* Set problem *
Give the entries again exactly, every one of them.

════════════════════

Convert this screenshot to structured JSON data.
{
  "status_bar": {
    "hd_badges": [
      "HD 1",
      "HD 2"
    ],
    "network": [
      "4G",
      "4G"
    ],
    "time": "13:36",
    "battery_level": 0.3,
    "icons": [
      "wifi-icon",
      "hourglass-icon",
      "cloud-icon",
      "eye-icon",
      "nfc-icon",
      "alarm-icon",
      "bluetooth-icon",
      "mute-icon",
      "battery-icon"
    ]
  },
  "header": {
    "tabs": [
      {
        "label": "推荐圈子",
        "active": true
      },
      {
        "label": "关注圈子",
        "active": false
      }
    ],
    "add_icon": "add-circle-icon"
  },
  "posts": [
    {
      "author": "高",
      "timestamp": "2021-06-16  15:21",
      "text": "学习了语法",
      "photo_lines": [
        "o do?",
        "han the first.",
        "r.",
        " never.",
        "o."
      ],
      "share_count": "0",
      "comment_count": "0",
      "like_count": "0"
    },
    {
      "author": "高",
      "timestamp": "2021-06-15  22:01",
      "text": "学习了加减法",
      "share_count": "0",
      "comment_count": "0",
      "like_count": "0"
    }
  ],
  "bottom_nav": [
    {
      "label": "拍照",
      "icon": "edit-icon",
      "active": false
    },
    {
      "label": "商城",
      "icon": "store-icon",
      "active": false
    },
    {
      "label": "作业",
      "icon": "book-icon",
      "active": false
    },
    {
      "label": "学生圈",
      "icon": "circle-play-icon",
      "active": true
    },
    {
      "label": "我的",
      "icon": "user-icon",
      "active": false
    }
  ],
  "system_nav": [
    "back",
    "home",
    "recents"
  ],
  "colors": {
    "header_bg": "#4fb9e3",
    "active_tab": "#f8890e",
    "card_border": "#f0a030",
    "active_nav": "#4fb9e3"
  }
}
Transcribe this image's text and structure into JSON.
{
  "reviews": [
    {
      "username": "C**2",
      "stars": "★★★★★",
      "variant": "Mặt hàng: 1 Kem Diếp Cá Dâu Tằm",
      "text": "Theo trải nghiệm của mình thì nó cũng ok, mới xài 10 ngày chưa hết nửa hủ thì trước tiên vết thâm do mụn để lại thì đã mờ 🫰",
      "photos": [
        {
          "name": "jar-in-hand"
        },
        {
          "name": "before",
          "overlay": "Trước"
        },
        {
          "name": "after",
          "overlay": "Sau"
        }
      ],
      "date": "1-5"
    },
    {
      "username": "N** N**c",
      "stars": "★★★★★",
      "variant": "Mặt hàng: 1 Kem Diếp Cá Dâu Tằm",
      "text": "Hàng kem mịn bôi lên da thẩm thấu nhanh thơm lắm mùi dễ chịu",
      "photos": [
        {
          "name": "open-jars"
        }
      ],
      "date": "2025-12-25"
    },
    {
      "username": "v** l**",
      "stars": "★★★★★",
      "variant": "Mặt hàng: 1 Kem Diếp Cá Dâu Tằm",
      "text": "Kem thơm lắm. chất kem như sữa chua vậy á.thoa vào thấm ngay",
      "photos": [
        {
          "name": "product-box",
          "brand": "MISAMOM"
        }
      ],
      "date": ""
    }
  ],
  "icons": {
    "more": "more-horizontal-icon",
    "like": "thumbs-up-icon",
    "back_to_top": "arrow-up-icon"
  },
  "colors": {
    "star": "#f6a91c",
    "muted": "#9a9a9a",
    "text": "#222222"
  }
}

════════════════════

* Output for this exercise *
Convert this screenshot to structured JSON data.
{
  "status_bar": {
    "hd_badges": [
      "HD 1",
      "HD 2"
    ],
    "network": [
      "4G",
      "4G"
    ],
    "time": "13:36",
    "battery_level": 0.3,
    "icons": [
      "wifi-icon",
      "hourglass-icon",
      "cloud-icon",
      "eye-icon",
      "nfc-icon",
      "alarm-icon",
      "bluetooth-icon",
      "mute-icon",
      "battery-icon"
    ]
  },
  "header": {
    "tabs": [
      {
        "label": "推荐圈子",
        "active": true
      },
      {
        "label": "关注圈子",
        "active": false
      }
    ],
    "add_icon": "add-circle-icon"
  },
  "posts": [
    {
      "author": "高",
      "timestamp": "2021-06-16  15:21",
      "text": "学习了语法",
      "photo_lines": [
        "o do?",
        "han the first.",
        "r.",
        " never.",
        "o."
      ],
      "share_count": "0",
      "comment_count": "0",
      "like_count": "0"
    },
    {
      "author": "高",
      "timestamp": "2021-06-15  22:01",
      "text": "学习了加减法",
      "share_count": "0",
      "comment_count": "0",
      "like_count": "0"
    }
  ],
  "bottom_nav": [
    {
      "label": "拍照",
      "icon": "edit-icon",
      "active": false
    },
    {
      "label": "商城",
      "icon": "store-icon",
      "active": false
    },
    {
      "label": "作业",
      "icon": "book-icon",
      "active": false
    },
    {
      "label": "学生圈",
      "icon": "circle-play-icon",
      "active": true
    },
    {
      "label": "我的",
      "icon": "user-icon",
      "active": false
    }
  ],
  "system_nav": [
    "back",
    "home",
    "recents"
  ],
  "colors": {
    "header_bg": "#4fb9e3",
    "active_tab": "#f8890e",
    "card_border": "#f0a030",
    "active_nav": "#4fb9e3"
  }
}
Transcribe this image's text and structure into JSON.
{
  "reviews": [
    {
      "username": "C**2",
      "stars": "★★★★★",
      "variant": "Mặt hàng: 1 Kem Diếp Cá Dâu Tằm",
      "text": "Theo trải nghiệm của mình thì nó cũng ok, mới xài 10 ngày chưa hết nửa hủ thì trước tiên vết thâm do mụn để lại thì đã mờ 🫰",
      "photos": [
        {
          "name": "jar-in-hand"
        },
        {
          "name": "before",
          "overlay": "Trước"
        },
        {
          "name": "after",
          "overlay": "Sau"
        }
      ],
      "date": "1-5"
    },
    {
      "username": "N** N**c",
      "stars": "★★★★★",
      "variant": "Mặt hàng: 1 Kem Diếp Cá Dâu Tằm",
      "text": "Hàng kem mịn bôi lên da thẩm thấu nhanh thơm lắm mùi dễ chịu",
      "photos": [
        {
          "name": "open-jars"
        }
      ],
      "date": "2025-12-25"
    },
    {
      "username": "v** l**",
      "stars": "★★★★★",
      "variant": "Mặt hàng: 1 Kem Diếp Cá Dâu Tằm",
      "text": "Kem thơm lắm. chất kem như sữa chua vậy á.thoa vào thấm ngay",
      "photos": [
        {
          "name": "product-box",
          "brand": "MISAMOM"
        }
      ],
      "date": ""
    }
  ],
  "icons": {
    "more": "more-horizontal-icon",
    "like": "thumbs-up-icon",
    "back_to_top": "arrow-up-icon"
  },
  "colors": {
    "star": "#f6a91c",
    "muted": "#9a9a9a",
    "text": "#222222"
  }
}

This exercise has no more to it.